##### ИСХОДНЫЙ ОТРЫВОК

Вместе с Пастернаком я была и у Усиевич, где мы застали и союзное начальство, и много тогдашней марксистской молодежи. Была у Пильняка, где видала Балтрушайтиса, Шпета и С. Прокофьева. Навестить Надю из мужчин пришел один Перец Маркиш.
(А в это время бывший синдик Цеха поэтов Сергей Городецкий, выступая где-то, произнес следующую бессмертную фразу: «Это строки той Ахматовой, которая ушла в контрреволюцию», – так что даже в «Лит. газете», которая напечатала отчет об этом собрании, подлинные слова оратора были смягчены (см. «Лит. газету» 1934 года, май).
Бухарин в конце своего письма к Сталину написал: «И Пастернак тоже волнуется». Сталин сообщил, что отдано распоряжение, что с Мандельштамом будет все в порядке. Он спросил Пастернака, почему тот не хлопотал. «Если б мой друг поэт попал в беду, я бы лез на стену, чтобы его спасти». Пастернак ответил, что если бы он не хлопотал, то Сталин бы не узнал об этом деле. «Почему вы не обратились ко мне или в писательские организации?» – «Писательские организации не занимаются этим с 1927 года». – «Но ведь он ваш друг?» Пастернак замялся, и Сталин после недолгой паузы продолжил вопрос: «Но ведь он же мастер, мастер?» Пастернак ответил: «Это не имеет значения»… Б. Л. думал, что Сталин его проверяет, знает ли он про стихи, и этим он объяснил свои шаткие ответы.

##########

ЗАДАНИЕ 1: Воспроизведите без изменений часть отрывка от слов «(А в это время» до слов «1934 года, май).» включительно.
ЗАДАНИЕ 2: Кто из мужчин, согласно отрывку, пришел навестить Надю?
Записи здесь никакой роли не играют.

##### ИСХОДНЫЕ ДАННЫЕ

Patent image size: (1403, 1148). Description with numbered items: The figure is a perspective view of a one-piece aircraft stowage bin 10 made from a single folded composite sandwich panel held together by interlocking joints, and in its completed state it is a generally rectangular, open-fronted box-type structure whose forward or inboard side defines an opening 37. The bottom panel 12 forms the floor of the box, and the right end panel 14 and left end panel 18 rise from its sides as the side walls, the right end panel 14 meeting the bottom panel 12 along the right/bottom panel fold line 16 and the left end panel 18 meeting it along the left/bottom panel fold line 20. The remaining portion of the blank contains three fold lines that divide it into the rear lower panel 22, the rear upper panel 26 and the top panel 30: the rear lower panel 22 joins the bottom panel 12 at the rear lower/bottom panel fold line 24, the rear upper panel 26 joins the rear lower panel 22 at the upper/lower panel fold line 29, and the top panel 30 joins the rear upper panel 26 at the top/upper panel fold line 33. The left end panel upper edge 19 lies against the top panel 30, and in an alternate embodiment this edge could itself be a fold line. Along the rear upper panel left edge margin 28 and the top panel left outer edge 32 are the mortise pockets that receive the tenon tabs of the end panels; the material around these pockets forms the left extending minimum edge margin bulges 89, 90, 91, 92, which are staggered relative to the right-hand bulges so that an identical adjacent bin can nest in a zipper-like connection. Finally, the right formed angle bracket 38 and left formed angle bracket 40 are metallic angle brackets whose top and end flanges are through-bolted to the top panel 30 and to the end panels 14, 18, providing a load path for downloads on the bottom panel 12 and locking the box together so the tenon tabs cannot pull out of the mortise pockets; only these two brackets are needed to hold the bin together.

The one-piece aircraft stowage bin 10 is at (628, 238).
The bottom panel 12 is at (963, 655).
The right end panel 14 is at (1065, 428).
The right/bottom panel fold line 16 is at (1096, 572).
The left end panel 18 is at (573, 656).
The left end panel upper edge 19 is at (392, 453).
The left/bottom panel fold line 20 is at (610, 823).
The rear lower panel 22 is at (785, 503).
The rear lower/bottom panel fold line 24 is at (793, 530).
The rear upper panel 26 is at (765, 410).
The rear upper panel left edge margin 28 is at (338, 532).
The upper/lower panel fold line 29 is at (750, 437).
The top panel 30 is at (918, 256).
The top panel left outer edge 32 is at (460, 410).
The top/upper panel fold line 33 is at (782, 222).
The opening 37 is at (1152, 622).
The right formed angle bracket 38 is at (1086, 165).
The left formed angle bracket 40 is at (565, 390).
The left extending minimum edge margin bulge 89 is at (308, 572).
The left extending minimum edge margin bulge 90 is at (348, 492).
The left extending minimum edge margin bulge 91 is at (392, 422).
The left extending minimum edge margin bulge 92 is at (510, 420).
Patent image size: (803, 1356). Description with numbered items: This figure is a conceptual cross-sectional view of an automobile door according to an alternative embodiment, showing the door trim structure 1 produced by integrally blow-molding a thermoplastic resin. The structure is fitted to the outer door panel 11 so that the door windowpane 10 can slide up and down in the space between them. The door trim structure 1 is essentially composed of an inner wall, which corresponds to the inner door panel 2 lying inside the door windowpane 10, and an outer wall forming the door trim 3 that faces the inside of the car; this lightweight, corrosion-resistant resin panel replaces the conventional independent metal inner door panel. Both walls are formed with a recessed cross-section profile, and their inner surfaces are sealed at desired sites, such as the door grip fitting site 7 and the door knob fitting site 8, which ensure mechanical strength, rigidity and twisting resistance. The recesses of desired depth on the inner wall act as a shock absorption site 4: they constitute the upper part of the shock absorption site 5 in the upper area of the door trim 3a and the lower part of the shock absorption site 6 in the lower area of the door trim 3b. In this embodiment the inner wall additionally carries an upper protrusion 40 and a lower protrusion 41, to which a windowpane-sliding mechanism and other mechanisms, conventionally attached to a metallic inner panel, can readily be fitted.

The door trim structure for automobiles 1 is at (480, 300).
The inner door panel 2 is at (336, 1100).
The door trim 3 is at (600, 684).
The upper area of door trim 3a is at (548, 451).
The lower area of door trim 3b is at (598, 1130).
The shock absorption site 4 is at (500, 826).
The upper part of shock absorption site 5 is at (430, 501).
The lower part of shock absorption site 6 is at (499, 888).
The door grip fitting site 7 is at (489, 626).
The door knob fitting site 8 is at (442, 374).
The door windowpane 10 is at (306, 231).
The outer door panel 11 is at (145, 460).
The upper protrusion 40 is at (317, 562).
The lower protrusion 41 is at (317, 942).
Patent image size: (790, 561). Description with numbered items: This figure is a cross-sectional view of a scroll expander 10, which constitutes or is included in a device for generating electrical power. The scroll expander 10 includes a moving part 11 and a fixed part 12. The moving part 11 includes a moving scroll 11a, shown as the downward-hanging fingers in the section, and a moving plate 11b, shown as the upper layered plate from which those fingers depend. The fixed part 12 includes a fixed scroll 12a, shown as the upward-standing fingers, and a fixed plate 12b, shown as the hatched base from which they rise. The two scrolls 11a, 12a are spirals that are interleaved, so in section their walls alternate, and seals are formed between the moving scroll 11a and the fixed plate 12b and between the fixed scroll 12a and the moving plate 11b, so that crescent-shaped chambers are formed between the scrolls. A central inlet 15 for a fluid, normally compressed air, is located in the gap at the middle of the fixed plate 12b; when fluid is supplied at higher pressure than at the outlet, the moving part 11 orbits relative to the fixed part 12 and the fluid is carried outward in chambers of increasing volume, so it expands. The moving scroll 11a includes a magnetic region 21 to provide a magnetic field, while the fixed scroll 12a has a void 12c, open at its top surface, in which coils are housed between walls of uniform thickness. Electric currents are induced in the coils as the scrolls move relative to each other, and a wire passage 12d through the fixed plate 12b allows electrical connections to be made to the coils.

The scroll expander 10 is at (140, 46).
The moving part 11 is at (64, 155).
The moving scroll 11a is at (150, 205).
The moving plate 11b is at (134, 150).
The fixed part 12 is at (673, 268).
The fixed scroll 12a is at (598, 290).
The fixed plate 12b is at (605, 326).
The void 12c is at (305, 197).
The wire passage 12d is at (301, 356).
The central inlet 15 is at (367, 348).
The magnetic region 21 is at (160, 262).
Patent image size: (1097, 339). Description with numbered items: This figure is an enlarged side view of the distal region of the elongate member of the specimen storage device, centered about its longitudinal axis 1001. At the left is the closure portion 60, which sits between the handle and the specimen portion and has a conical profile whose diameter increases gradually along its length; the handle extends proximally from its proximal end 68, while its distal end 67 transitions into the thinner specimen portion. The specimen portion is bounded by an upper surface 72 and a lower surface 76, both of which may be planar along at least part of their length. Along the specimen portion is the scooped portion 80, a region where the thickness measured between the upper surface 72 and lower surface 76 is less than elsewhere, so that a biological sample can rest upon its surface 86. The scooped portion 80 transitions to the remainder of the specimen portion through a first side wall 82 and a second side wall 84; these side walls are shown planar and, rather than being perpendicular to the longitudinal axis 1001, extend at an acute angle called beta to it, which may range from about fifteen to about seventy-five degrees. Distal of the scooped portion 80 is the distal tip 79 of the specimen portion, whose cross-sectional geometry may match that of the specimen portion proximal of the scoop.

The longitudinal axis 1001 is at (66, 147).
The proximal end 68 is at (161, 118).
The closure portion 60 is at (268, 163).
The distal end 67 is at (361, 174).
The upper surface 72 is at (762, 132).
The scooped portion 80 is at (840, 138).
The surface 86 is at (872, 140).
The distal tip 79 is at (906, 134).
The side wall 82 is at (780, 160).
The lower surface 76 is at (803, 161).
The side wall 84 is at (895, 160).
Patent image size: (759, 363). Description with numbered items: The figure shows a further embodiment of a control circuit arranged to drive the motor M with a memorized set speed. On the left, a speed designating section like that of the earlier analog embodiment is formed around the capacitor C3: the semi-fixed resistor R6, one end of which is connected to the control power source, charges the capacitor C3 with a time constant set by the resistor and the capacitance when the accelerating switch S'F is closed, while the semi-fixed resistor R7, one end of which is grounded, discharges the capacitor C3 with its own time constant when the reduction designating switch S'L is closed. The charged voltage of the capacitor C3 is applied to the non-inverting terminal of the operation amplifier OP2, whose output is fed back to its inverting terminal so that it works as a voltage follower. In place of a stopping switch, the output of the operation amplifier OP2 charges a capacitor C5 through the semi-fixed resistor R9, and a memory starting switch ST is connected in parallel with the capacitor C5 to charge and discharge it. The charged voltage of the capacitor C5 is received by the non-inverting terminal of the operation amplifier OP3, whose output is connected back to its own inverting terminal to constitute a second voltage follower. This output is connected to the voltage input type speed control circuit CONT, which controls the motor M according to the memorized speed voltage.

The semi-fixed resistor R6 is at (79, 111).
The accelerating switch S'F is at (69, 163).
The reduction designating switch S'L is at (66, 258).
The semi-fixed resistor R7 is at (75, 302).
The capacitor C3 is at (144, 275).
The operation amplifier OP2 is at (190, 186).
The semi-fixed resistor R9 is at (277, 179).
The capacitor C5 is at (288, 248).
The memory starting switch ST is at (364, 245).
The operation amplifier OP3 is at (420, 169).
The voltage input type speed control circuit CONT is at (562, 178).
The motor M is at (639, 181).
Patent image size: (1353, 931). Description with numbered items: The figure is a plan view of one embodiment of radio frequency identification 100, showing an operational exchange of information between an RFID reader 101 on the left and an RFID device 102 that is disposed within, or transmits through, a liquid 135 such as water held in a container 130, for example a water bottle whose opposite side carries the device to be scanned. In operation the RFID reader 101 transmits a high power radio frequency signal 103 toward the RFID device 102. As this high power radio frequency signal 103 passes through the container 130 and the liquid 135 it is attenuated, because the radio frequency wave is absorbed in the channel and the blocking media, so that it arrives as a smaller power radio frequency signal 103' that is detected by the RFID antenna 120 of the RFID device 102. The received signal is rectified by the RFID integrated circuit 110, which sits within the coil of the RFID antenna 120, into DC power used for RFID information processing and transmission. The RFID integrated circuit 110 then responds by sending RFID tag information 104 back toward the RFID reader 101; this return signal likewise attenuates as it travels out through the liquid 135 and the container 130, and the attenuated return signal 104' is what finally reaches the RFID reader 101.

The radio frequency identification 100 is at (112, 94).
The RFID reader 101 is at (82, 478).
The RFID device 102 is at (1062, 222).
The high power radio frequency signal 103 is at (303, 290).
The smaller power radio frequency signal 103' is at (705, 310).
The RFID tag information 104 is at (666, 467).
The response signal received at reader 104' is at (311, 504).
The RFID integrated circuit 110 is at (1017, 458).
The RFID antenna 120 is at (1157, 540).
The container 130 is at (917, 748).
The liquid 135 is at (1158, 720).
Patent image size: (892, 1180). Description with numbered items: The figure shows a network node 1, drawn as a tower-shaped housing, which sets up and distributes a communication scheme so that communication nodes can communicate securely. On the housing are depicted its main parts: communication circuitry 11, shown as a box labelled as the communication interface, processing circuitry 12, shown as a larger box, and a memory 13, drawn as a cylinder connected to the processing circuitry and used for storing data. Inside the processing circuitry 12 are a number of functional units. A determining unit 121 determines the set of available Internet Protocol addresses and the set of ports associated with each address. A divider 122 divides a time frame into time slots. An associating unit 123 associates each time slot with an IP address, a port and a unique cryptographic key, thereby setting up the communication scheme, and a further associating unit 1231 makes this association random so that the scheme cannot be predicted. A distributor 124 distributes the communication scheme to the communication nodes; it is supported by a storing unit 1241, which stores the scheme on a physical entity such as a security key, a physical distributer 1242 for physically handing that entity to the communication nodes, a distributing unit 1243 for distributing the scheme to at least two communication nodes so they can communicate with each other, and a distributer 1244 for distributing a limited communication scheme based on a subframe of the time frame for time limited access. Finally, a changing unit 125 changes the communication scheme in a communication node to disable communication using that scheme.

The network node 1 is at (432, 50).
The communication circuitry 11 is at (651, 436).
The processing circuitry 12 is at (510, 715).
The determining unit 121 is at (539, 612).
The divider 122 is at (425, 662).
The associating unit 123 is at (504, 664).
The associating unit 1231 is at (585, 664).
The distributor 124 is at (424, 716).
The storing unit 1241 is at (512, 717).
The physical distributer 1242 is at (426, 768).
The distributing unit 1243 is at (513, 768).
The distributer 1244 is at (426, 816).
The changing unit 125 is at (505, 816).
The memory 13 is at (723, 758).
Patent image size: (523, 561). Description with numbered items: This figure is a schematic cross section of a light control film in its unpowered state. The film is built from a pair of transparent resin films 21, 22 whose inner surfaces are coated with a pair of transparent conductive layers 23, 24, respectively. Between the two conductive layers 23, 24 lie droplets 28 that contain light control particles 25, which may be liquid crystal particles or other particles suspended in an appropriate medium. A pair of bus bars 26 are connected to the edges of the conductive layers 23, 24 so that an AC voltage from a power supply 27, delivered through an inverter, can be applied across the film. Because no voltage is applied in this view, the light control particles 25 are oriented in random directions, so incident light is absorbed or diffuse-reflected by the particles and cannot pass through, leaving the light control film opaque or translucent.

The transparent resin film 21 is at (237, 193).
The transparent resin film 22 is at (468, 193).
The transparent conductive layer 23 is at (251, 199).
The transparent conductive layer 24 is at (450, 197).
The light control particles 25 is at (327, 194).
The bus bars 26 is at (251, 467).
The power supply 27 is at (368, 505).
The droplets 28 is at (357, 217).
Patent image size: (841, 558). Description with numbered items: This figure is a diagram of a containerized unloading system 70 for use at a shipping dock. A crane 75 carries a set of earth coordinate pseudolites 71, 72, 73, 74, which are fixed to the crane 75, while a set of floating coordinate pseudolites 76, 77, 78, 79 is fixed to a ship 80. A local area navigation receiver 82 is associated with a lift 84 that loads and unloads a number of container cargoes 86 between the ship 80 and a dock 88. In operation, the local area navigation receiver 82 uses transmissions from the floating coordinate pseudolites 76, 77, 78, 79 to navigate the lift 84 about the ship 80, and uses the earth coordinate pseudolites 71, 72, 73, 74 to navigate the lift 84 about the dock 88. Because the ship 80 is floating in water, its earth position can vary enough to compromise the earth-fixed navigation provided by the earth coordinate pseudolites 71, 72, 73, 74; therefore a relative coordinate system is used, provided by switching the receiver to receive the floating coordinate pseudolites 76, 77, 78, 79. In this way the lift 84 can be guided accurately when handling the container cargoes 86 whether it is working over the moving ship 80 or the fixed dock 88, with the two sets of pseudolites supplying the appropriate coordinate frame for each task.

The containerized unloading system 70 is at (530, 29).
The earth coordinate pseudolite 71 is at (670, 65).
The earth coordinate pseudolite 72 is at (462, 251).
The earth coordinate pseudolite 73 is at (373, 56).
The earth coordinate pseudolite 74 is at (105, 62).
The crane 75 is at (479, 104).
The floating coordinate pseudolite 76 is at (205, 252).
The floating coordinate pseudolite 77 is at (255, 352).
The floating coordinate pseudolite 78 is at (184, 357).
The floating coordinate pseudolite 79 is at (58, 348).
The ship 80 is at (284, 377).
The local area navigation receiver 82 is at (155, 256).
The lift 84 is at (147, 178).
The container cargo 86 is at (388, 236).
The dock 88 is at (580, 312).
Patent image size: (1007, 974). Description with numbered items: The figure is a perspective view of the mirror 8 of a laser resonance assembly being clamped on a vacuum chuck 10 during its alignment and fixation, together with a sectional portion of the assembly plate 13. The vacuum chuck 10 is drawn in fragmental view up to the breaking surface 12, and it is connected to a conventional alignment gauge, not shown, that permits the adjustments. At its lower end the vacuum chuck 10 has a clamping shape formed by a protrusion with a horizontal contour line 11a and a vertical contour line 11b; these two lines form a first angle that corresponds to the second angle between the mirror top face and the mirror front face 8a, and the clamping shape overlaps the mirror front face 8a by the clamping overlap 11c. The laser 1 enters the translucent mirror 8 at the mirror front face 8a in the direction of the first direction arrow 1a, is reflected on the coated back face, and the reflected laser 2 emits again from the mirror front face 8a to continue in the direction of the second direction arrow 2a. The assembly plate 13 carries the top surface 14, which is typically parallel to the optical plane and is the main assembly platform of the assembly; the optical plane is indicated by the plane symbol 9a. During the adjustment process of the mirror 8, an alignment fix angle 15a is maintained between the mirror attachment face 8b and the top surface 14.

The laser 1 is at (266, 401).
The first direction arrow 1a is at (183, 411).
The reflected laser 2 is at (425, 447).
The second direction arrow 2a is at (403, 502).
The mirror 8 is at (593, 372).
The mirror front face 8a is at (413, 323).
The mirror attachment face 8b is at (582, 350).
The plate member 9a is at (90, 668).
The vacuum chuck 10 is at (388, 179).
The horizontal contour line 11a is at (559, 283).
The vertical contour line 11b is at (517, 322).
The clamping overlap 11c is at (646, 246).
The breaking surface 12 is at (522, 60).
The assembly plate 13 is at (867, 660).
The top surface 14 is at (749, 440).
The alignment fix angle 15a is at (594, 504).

##########

ГОТОВОЕ РЕШЕНИЕ 1:
(А в это время бывший синдик Цеха поэтов Сергей Городецкий, выступая где-то, произнес следующую бессмертную фразу: «Это строки той Ахматовой, которая ушла в контрреволюцию», – так что даже в «Лит. газете», которая напечатала отчет об этом собрании, подлинные слова оратора были смягчены (см. «Лит. газету» 1934 года, май).

ГОТОВОЕ РЕШЕНИЕ 2: Один Перец Маркиш.